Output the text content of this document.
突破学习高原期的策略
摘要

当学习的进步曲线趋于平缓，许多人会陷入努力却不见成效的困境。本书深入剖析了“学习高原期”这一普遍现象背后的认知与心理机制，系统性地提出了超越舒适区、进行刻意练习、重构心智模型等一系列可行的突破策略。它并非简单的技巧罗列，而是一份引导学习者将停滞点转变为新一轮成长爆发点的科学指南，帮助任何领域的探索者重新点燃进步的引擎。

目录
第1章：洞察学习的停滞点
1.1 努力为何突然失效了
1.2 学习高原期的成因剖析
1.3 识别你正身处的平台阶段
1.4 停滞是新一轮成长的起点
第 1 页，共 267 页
────
Required work:
Each line of the listing above should be output exactly.

Response:
Output the text content of this document.
突破学习高原期的策略
摘要

当学习的进步曲线趋于平缓，许多人会陷入努力却不见成效的困境。本书深入剖析了“学习高原期”这一普遍现象背后的认知与心理机制，系统性地提出了超越舒适区、进行刻意练习、重构心智模型等一系列可行的突破策略。它并非简单的技巧罗列，而是一份引导学习者将停滞点转变为新一轮成长爆发点的科学指南，帮助任何领域的探索者重新点燃进步的引擎。

目录
第1章：洞察学习的停滞点
1.1 努力为何突然失效了
1.2 学习高原期的成因剖析
1.3 识别你正身处的平台阶段
1.4 停滞是新一轮成长的起点
第 1 页，共 267 页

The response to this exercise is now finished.